• _Material for this task_
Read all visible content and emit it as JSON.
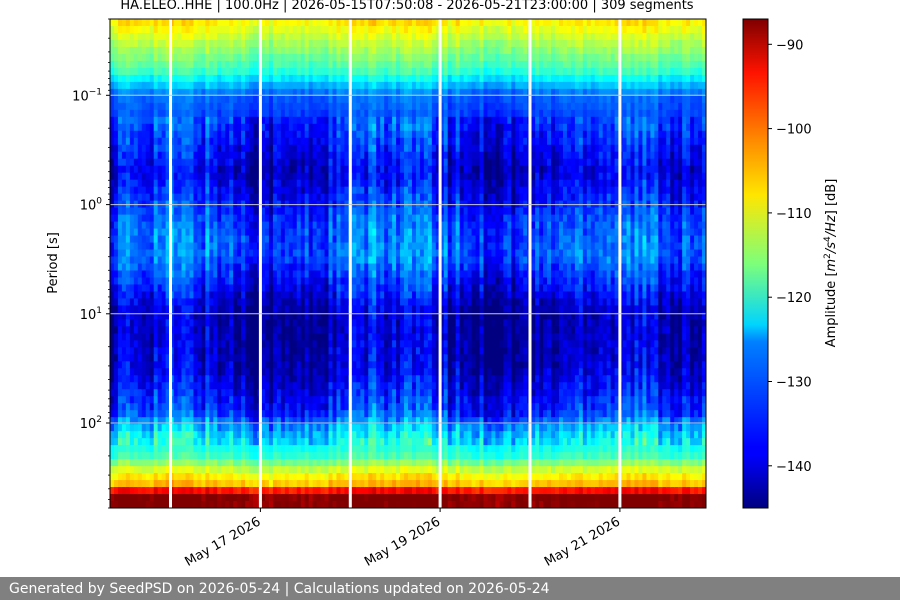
{
  "chart_data": {
    "type": "heatmap",
    "title": "HA.ELEO..HHE | 100.0Hz | 2026-05-15T07:50:08 - 2026-05-21T23:00:00 | 309 segments",
    "ylabel": "Period [s]",
    "y_scale": "log",
    "y_inverted": true,
    "ylim": [
      0.02,
      600
    ],
    "xlim": [
      "2026-05-15T07:50:08",
      "2026-05-21T23:00:00"
    ],
    "x_ticks": [
      {
        "date": "2026-05-17",
        "label": "May 17 2026"
      },
      {
        "date": "2026-05-19",
        "label": "May 19 2026"
      },
      {
        "date": "2026-05-21",
        "label": "May 21 2026"
      }
    ],
    "y_ticks": [
      {
        "value": 0.1,
        "base": "10",
        "exp": "−1"
      },
      {
        "value": 1,
        "base": "10",
        "exp": "0"
      },
      {
        "value": 10,
        "base": "10",
        "exp": "1"
      },
      {
        "value": 100,
        "base": "10",
        "exp": "2"
      }
    ],
    "grid": true,
    "colormap": "jet",
    "colorbar": {
      "label_main": "Amplitude [",
      "label_m": "m",
      "label_s": "/s",
      "label_hz": "/Hz",
      "label_end": "] [dB]",
      "sup_2": "2",
      "sup_4": "4",
      "range": [
        -145,
        -87
      ],
      "ticks": [
        {
          "value": -90,
          "label": "−90"
        },
        {
          "value": -100,
          "label": "−100"
        },
        {
          "value": -110,
          "label": "−110"
        },
        {
          "value": -120,
          "label": "−120"
        },
        {
          "value": -130,
          "label": "−130"
        },
        {
          "value": -140,
          "label": "−140"
        }
      ]
    },
    "data_gaps": [
      "2026-05-16T00:00:00",
      "2026-05-17T00:00:00",
      "2026-05-18T00:00:00",
      "2026-05-19T00:00:00",
      "2026-05-20T00:00:00",
      "2026-05-21T00:00:00"
    ],
    "period_profile": [
      {
        "period": 0.02,
        "amplitude": -107
      },
      {
        "period": 0.03,
        "amplitude": -112
      },
      {
        "period": 0.06,
        "amplitude": -120
      },
      {
        "period": 0.1,
        "amplitude": -132
      },
      {
        "period": 0.3,
        "amplitude": -137
      },
      {
        "period": 0.5,
        "amplitude": -140
      },
      {
        "period": 1.5,
        "amplitude": -133
      },
      {
        "period": 3,
        "amplitude": -132
      },
      {
        "period": 10,
        "amplitude": -142
      },
      {
        "period": 30,
        "amplitude": -141
      },
      {
        "period": 80,
        "amplitude": -135
      },
      {
        "period": 120,
        "amplitude": -126
      },
      {
        "period": 200,
        "amplitude": -120
      },
      {
        "period": 280,
        "amplitude": -110
      },
      {
        "period": 380,
        "amplitude": -104
      },
      {
        "period": 450,
        "amplitude": -87
      }
    ]
  },
  "footer": {
    "text": "Generated by SeedPSD on 2026-05-24 | Calculations updated on 2026-05-24"
  },
  "colors": {
    "footer_bg": "#808080",
    "footer_text": "#ffffff",
    "grid": "#c8c8c8",
    "gap": "#ffffff"
  }
}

• _Aim_
Go back to the records above and write them out exactly, without the pictures.

• _Full output_
Read all visible content and emit it as JSON.
{
  "chart_data": {
    "type": "heatmap",
    "title": "HA.ELEO..HHE | 100.0Hz | 2026-05-15T07:50:08 - 2026-05-21T23:00:00 | 309 segments",
    "ylabel": "Period [s]",
    "y_scale": "log",
    "y_inverted": true,
    "ylim": [
      0.02,
      600
    ],
    "xlim": [
      "2026-05-15T07:50:08",
      "2026-05-21T23:00:00"
    ],
    "x_ticks": [
      {
        "date": "2026-05-17",
        "label": "May 17 2026"
      },
      {
        "date": "2026-05-19",
        "label": "May 19 2026"
      },
      {
        "date": "2026-05-21",
        "label": "May 21 2026"
      }
    ],
    "y_ticks": [
      {
        "value": 0.1,
        "base": "10",
        "exp": "−1"
      },
      {
        "value": 1,
        "base": "10",
        "exp": "0"
      },
      {
        "value": 10,
        "base": "10",
        "exp": "1"
      },
      {
        "value": 100,
        "base": "10",
        "exp": "2"
      }
    ],
    "grid": true,
    "colormap": "jet",
    "colorbar": {
      "label_main": "Amplitude [",
      "label_m": "m",
      "label_s": "/s",
      "label_hz": "/Hz",
      "label_end": "] [dB]",
      "sup_2": "2",
      "sup_4": "4",
      "range": [
        -145,
        -87
      ],
      "ticks": [
        {
          "value": -90,
          "label": "−90"
        },
        {
          "value": -100,
          "label": "−100"
        },
        {
          "value": -110,
          "label": "−110"
        },
        {
          "value": -120,
          "label": "−120"
        },
        {
          "value": -130,
          "label": "−130"
        },
        {
          "value": -140,
          "label": "−140"
        }
      ]
    },
    "data_gaps": [
      "2026-05-16T00:00:00",
      "2026-05-17T00:00:00",
      "2026-05-18T00:00:00",
      "2026-05-19T00:00:00",
      "2026-05-20T00:00:00",
      "2026-05-21T00:00:00"
    ],
    "period_profile": [
      {
        "period": 0.02,
        "amplitude": -107
      },
      {
        "period": 0.03,
        "amplitude": -112
      },
      {
        "period": 0.06,
        "amplitude": -120
      },
      {
        "period": 0.1,
        "amplitude": -132
      },
      {
        "period": 0.3,
        "amplitude": -137
      },
      {
        "period": 0.5,
        "amplitude": -140
      },
      {
        "period": 1.5,
        "amplitude": -133
      },
      {
        "period": 3,
        "amplitude": -132
      },
      {
        "period": 10,
        "amplitude": -142
      },
      {
        "period": 30,
        "amplitude": -141
      },
      {
        "period": 80,
        "amplitude": -135
      },
      {
        "period": 120,
        "amplitude": -126
      },
      {
        "period": 200,
        "amplitude": -120
      },
      {
        "period": 280,
        "amplitude": -110
      },
      {
        "period": 380,
        "amplitude": -104
      },
      {
        "period": 450,
        "amplitude": -87
      }
    ]
  },
  "footer": {
    "text": "Generated by SeedPSD on 2026-05-24 | Calculations updated on 2026-05-24"
  },
  "colors": {
    "footer_bg": "#808080",
    "footer_text": "#ffffff",
    "grid": "#c8c8c8",
    "gap": "#ffffff"
  }
}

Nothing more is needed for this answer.